(Figure dataset records)

=======

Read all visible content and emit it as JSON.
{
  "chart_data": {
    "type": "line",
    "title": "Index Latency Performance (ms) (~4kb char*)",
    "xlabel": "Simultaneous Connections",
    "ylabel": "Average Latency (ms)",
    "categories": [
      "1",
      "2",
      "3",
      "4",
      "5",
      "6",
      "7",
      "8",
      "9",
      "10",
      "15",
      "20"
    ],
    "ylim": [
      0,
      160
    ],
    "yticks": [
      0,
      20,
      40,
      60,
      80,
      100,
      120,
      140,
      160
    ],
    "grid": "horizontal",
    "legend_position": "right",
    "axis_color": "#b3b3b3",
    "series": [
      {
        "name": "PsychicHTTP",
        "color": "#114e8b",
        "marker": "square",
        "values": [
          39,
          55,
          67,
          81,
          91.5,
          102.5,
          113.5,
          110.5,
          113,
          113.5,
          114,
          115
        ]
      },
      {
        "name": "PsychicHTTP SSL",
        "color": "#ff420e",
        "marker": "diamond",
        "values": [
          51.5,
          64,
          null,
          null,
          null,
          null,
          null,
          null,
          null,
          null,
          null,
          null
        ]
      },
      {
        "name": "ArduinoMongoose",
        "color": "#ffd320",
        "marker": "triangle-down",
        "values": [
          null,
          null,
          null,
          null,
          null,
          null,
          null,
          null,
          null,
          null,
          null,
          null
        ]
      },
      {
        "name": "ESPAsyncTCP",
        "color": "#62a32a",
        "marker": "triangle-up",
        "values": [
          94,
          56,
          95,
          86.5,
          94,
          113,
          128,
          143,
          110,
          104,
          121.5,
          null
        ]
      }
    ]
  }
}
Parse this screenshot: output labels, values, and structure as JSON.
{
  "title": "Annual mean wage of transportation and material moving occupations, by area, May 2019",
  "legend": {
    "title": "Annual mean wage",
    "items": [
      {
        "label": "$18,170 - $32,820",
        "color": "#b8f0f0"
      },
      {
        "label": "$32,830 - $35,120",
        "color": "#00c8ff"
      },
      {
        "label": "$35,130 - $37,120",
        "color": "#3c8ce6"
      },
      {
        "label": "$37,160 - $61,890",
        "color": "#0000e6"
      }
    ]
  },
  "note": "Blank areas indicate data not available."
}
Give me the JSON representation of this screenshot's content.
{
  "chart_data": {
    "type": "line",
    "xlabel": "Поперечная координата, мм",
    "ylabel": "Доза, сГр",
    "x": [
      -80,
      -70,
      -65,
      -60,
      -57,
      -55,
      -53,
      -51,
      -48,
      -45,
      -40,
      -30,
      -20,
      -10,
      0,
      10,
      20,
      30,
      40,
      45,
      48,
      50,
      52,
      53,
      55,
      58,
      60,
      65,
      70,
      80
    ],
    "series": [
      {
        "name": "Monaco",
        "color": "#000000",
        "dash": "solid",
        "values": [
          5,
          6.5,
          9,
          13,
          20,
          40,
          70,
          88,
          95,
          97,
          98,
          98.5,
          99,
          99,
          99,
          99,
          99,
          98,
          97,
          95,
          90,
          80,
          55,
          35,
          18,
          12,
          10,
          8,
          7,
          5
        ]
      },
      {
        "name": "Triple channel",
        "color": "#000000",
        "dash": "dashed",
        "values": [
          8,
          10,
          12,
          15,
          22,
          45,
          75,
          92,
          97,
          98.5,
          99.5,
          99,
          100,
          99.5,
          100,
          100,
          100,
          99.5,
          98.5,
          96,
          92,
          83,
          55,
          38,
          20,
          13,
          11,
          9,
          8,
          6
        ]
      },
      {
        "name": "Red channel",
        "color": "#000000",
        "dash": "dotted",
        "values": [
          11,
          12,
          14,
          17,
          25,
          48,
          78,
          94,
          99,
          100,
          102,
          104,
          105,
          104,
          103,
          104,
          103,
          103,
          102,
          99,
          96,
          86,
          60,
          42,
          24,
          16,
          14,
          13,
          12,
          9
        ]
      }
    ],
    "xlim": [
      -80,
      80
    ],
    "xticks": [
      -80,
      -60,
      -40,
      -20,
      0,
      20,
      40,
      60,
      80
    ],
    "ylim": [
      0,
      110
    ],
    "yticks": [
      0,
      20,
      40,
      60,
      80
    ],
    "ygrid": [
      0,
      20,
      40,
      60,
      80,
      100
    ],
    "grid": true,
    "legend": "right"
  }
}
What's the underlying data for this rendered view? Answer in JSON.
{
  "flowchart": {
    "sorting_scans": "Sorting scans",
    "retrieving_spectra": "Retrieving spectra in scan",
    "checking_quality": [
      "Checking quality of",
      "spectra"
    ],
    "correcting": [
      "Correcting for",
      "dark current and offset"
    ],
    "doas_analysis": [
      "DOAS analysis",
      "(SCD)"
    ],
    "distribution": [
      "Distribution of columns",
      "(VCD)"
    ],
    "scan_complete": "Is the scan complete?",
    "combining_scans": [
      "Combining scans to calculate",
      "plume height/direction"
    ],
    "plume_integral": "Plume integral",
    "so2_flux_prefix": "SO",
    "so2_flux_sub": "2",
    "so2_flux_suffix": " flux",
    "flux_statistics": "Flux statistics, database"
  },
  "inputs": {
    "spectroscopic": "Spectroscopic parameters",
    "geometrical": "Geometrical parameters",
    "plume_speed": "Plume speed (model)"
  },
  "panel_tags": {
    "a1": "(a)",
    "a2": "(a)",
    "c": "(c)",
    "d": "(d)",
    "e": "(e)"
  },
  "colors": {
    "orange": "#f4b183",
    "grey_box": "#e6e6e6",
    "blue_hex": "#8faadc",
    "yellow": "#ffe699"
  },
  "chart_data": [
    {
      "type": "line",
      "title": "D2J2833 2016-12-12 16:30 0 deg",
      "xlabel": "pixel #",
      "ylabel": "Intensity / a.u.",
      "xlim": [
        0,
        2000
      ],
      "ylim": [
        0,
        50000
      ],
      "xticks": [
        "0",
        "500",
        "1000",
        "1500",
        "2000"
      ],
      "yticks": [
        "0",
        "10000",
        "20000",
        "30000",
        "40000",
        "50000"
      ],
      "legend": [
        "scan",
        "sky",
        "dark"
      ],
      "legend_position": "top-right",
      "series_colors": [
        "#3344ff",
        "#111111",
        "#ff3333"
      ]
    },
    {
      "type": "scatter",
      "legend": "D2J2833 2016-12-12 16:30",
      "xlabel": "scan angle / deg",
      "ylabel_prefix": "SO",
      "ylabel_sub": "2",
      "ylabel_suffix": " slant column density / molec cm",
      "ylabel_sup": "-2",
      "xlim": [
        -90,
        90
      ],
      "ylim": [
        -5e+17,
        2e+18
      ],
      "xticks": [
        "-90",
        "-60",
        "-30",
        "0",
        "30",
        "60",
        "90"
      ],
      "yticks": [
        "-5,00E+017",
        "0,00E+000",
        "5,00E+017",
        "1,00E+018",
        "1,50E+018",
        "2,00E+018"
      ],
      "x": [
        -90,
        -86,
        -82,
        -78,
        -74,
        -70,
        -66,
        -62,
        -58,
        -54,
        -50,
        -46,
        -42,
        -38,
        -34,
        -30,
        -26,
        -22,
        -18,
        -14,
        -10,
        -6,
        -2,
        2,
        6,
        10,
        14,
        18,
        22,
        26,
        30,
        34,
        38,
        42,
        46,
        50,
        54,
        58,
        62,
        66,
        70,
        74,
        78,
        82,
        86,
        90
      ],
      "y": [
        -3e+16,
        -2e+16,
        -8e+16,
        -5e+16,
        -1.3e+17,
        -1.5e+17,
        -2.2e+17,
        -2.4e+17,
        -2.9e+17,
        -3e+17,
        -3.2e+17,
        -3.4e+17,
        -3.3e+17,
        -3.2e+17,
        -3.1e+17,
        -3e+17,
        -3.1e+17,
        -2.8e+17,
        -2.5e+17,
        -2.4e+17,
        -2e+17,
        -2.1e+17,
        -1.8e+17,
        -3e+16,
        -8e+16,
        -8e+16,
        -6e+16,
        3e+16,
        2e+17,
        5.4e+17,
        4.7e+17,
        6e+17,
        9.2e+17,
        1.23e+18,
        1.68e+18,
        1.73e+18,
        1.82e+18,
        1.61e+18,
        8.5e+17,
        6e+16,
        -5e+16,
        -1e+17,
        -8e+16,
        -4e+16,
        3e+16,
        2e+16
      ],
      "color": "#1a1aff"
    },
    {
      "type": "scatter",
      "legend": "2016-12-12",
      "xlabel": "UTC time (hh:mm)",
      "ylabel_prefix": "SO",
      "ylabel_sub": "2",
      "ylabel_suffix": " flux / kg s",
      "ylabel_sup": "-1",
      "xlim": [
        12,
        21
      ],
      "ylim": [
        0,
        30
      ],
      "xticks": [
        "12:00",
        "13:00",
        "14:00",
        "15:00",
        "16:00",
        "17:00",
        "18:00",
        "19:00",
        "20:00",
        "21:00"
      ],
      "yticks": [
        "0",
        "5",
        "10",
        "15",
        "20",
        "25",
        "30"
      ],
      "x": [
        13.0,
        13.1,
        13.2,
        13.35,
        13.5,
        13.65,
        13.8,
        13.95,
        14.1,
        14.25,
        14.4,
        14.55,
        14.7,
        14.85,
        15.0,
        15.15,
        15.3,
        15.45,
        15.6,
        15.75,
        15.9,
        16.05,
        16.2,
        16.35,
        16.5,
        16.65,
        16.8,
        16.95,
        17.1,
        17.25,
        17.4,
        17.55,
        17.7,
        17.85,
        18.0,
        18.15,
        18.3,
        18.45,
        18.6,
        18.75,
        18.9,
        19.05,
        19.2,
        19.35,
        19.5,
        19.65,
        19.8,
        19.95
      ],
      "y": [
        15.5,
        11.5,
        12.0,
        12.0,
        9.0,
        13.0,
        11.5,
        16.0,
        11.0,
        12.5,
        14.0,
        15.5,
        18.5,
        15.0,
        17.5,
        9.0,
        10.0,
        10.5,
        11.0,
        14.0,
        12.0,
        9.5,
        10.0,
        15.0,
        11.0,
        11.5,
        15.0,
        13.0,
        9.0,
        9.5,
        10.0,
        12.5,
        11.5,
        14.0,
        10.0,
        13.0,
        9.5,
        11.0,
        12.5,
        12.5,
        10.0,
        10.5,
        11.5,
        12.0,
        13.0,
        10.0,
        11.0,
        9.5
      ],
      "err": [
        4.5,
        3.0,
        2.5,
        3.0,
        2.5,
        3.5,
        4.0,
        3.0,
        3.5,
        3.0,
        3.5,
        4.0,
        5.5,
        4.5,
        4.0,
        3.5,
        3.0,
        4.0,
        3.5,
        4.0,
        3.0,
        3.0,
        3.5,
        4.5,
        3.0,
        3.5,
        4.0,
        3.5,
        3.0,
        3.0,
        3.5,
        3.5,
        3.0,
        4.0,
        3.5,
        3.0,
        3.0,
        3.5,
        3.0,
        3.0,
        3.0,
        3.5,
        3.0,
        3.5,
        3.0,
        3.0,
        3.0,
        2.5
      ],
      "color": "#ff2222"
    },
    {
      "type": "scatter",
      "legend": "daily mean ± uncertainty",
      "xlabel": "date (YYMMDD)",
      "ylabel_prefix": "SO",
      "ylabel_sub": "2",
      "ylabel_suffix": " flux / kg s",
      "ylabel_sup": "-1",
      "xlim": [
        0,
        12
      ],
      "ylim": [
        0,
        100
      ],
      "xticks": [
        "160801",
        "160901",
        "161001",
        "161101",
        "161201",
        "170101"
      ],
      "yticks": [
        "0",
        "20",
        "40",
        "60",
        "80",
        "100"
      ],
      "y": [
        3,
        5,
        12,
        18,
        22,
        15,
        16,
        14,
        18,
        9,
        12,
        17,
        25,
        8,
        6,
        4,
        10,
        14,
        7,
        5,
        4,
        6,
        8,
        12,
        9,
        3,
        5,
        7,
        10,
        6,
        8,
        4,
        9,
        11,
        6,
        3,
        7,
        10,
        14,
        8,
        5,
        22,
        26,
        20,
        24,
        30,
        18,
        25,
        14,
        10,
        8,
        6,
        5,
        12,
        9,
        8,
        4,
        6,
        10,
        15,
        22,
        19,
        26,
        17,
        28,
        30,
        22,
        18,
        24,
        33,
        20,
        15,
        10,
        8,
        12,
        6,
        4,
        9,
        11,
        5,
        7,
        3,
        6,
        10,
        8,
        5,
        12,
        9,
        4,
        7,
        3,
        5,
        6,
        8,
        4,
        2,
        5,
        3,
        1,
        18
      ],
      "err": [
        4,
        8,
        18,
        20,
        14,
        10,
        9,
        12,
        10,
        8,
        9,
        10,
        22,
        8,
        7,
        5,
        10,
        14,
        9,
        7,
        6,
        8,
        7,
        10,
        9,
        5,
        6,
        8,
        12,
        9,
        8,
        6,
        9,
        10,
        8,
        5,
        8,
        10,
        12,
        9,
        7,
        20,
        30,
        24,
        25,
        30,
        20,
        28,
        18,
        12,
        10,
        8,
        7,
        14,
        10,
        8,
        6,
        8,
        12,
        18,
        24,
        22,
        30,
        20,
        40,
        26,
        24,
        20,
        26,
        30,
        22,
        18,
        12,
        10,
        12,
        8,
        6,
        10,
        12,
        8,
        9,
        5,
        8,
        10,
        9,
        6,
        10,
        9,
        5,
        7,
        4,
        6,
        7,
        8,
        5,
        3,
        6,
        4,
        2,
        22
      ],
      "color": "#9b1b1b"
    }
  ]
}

=======

▶ [SET EXERCISE]
Going through the lines above one by one, tally those with the word "name" and give only the total.

▶ [COMPLETED TASK]
7